[Visual layout annotation data]
#####
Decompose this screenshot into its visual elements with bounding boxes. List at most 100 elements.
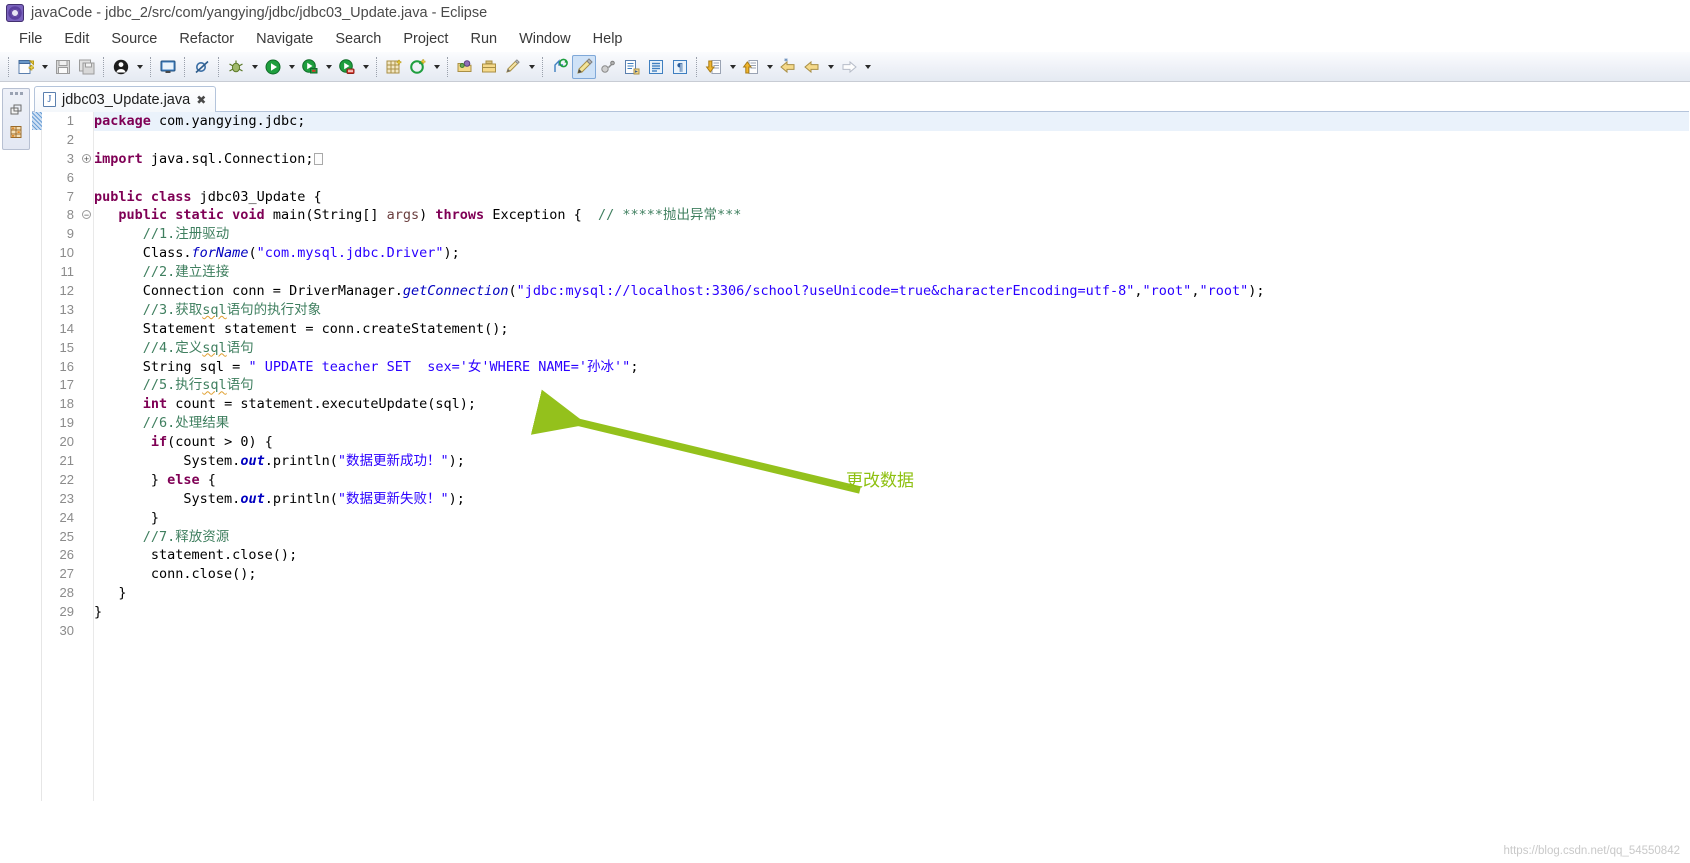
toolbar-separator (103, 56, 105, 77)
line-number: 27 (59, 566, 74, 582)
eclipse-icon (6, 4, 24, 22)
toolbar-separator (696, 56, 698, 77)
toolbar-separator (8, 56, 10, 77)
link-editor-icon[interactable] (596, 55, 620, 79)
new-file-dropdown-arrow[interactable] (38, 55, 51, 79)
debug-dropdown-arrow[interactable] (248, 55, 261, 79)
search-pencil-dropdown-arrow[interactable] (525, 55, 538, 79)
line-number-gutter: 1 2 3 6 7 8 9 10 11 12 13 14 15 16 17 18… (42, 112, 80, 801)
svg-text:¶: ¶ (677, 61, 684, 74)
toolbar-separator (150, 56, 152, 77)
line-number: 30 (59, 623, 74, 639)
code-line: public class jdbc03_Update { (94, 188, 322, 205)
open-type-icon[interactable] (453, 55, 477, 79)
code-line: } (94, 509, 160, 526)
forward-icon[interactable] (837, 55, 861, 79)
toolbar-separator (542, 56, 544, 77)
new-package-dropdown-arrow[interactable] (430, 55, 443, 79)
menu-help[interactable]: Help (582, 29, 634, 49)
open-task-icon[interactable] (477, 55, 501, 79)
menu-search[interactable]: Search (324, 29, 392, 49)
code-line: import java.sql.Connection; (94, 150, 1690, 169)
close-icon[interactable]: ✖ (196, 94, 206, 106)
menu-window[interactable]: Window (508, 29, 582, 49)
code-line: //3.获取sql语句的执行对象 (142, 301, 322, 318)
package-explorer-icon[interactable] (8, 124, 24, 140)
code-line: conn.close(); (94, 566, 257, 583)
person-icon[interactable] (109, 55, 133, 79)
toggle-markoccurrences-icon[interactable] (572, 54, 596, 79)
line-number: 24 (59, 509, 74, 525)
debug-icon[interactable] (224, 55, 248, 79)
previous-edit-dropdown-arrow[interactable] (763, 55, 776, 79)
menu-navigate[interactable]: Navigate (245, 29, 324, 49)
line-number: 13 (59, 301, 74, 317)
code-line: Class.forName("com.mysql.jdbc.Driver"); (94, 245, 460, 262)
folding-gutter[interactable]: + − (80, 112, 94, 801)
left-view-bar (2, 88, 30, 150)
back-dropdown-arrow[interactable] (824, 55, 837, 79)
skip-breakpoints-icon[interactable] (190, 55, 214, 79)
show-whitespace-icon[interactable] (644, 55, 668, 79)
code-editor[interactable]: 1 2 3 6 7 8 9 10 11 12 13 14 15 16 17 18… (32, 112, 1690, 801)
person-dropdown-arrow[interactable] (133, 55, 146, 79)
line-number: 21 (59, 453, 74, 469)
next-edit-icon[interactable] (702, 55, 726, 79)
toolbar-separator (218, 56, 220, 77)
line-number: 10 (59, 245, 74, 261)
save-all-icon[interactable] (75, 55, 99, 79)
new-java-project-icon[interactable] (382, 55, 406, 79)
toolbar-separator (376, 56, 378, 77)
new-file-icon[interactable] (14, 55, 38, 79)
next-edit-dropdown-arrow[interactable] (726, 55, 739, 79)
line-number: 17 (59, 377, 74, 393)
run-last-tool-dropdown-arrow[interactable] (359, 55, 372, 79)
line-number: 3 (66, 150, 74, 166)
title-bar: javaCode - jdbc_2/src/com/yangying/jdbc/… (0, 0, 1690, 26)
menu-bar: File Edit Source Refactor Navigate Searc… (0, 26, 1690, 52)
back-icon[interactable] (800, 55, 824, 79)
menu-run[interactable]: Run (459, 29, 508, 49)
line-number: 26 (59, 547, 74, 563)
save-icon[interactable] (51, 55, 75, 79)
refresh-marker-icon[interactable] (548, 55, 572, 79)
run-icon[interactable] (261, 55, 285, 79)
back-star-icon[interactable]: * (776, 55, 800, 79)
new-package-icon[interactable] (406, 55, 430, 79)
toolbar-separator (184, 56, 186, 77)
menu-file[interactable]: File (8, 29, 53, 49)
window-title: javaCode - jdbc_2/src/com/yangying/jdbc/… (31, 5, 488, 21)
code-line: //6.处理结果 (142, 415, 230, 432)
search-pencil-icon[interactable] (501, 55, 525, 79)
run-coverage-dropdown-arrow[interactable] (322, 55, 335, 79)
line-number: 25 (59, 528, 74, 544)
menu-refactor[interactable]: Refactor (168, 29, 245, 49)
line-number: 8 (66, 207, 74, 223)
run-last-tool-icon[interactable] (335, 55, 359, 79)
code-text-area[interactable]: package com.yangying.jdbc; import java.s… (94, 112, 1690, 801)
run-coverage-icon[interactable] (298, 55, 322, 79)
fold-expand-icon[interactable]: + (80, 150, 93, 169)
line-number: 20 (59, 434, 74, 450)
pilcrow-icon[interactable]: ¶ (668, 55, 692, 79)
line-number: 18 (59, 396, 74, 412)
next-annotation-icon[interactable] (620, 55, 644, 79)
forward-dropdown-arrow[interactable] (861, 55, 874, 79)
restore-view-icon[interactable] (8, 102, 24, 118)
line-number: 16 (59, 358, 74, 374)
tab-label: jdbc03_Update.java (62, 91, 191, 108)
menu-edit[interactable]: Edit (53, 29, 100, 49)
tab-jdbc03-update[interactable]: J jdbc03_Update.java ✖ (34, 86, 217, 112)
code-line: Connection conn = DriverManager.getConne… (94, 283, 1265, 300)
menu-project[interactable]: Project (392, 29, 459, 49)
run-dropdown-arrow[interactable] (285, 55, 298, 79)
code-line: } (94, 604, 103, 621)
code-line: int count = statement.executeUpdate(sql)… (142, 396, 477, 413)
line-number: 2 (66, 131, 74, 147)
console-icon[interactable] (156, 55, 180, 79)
#####
▶ _TASK DESCRIPTION_:
Rewrite every entry above with each "toolbar-separator" changed to "toolbar-divider" and nothing else altered, omitting the pictures.

▶ _SOLUTION_:
Decompose this screenshot into its visual elements with bounding boxes. List at most 100 elements.
toolbar-divider (103, 56, 105, 77)
line-number: 27 (59, 566, 74, 582)
eclipse-icon (6, 4, 24, 22)
toolbar-divider (696, 56, 698, 77)
toolbar-divider (8, 56, 10, 77)
link-editor-icon[interactable] (596, 55, 620, 79)
new-file-dropdown-arrow[interactable] (38, 55, 51, 79)
debug-dropdown-arrow[interactable] (248, 55, 261, 79)
search-pencil-dropdown-arrow[interactable] (525, 55, 538, 79)
line-number-gutter: 1 2 3 6 7 8 9 10 11 12 13 14 15 16 17 18… (42, 112, 80, 801)
svg-text:¶: ¶ (677, 61, 684, 74)
toolbar-divider (150, 56, 152, 77)
line-number: 30 (59, 623, 74, 639)
code-line: public class jdbc03_Update { (94, 188, 322, 205)
open-type-icon[interactable] (453, 55, 477, 79)
code-line: } (94, 509, 160, 526)
forward-icon[interactable] (837, 55, 861, 79)
toolbar-divider (542, 56, 544, 77)
new-package-dropdown-arrow[interactable] (430, 55, 443, 79)
menu-help[interactable]: Help (582, 29, 634, 49)
open-task-icon[interactable] (477, 55, 501, 79)
menu-search[interactable]: Search (324, 29, 392, 49)
code-line: import java.sql.Connection; (94, 150, 1690, 169)
close-icon[interactable]: ✖ (196, 94, 206, 106)
menu-window[interactable]: Window (508, 29, 582, 49)
code-line: //3.获取sql语句的执行对象 (142, 301, 322, 318)
package-explorer-icon[interactable] (8, 124, 24, 140)
code-line: conn.close(); (94, 566, 257, 583)
person-icon[interactable] (109, 55, 133, 79)
toggle-markoccurrences-icon[interactable] (572, 54, 596, 79)
line-number: 24 (59, 509, 74, 525)
debug-icon[interactable] (224, 55, 248, 79)
previous-edit-dropdown-arrow[interactable] (763, 55, 776, 79)
menu-navigate[interactable]: Navigate (245, 29, 324, 49)
line-number: 13 (59, 301, 74, 317)
code-line: Class.forName("com.mysql.jdbc.Driver"); (94, 245, 460, 262)
folding-gutter[interactable]: + − (80, 112, 94, 801)
left-view-bar (2, 88, 30, 150)
back-dropdown-arrow[interactable] (824, 55, 837, 79)
skip-breakpoints-icon[interactable] (190, 55, 214, 79)
show-whitespace-icon[interactable] (644, 55, 668, 79)
code-editor[interactable]: 1 2 3 6 7 8 9 10 11 12 13 14 15 16 17 18… (32, 112, 1690, 801)
person-dropdown-arrow[interactable] (133, 55, 146, 79)
line-number: 21 (59, 453, 74, 469)
next-edit-icon[interactable] (702, 55, 726, 79)
toolbar-divider (218, 56, 220, 77)
line-number: 10 (59, 245, 74, 261)
save-all-icon[interactable] (75, 55, 99, 79)
new-java-project-icon[interactable] (382, 55, 406, 79)
toolbar-divider (376, 56, 378, 77)
new-file-icon[interactable] (14, 55, 38, 79)
next-edit-dropdown-arrow[interactable] (726, 55, 739, 79)
line-number: 17 (59, 377, 74, 393)
run-last-tool-dropdown-arrow[interactable] (359, 55, 372, 79)
line-number: 3 (66, 150, 74, 166)
title-bar: javaCode - jdbc_2/src/com/yangying/jdbc/… (0, 0, 1690, 26)
menu-bar: File Edit Source Refactor Navigate Searc… (0, 26, 1690, 52)
back-icon[interactable] (800, 55, 824, 79)
menu-run[interactable]: Run (459, 29, 508, 49)
line-number: 26 (59, 547, 74, 563)
save-icon[interactable] (51, 55, 75, 79)
refresh-marker-icon[interactable] (548, 55, 572, 79)
run-icon[interactable] (261, 55, 285, 79)
back-star-icon[interactable]: * (776, 55, 800, 79)
new-package-icon[interactable] (406, 55, 430, 79)
toolbar-divider (184, 56, 186, 77)
menu-file[interactable]: File (8, 29, 53, 49)
window-title: javaCode - jdbc_2/src/com/yangying/jdbc/… (31, 5, 488, 21)
code-line: //6.处理结果 (142, 415, 230, 432)
search-pencil-icon[interactable] (501, 55, 525, 79)
run-coverage-dropdown-arrow[interactable] (322, 55, 335, 79)
line-number: 25 (59, 528, 74, 544)
menu-refactor[interactable]: Refactor (168, 29, 245, 49)
line-number: 8 (66, 207, 74, 223)
run-last-tool-icon[interactable] (335, 55, 359, 79)
code-text-area[interactable]: package com.yangying.jdbc; import java.s… (94, 112, 1690, 801)
run-coverage-icon[interactable] (298, 55, 322, 79)
fold-expand-icon[interactable]: + (80, 150, 93, 169)
line-number: 20 (59, 434, 74, 450)
pilcrow-icon[interactable]: ¶ (668, 55, 692, 79)
line-number: 18 (59, 396, 74, 412)
next-annotation-icon[interactable] (620, 55, 644, 79)
forward-dropdown-arrow[interactable] (861, 55, 874, 79)
restore-view-icon[interactable] (8, 102, 24, 118)
line-number: 16 (59, 358, 74, 374)
tab-label: jdbc03_Update.java (62, 91, 191, 108)
menu-edit[interactable]: Edit (53, 29, 100, 49)
tab-jdbc03-update[interactable]: J jdbc03_Update.java ✖ (34, 86, 217, 112)
code-line: Connection conn = DriverManager.getConne… (94, 283, 1265, 300)
menu-project[interactable]: Project (392, 29, 459, 49)
run-dropdown-arrow[interactable] (285, 55, 298, 79)
code-line: } (94, 604, 103, 621)
code-line: int count = statement.executeUpdate(sql)… (142, 396, 477, 413)
line-number: 2 (66, 131, 74, 147)
console-icon[interactable] (156, 55, 180, 79)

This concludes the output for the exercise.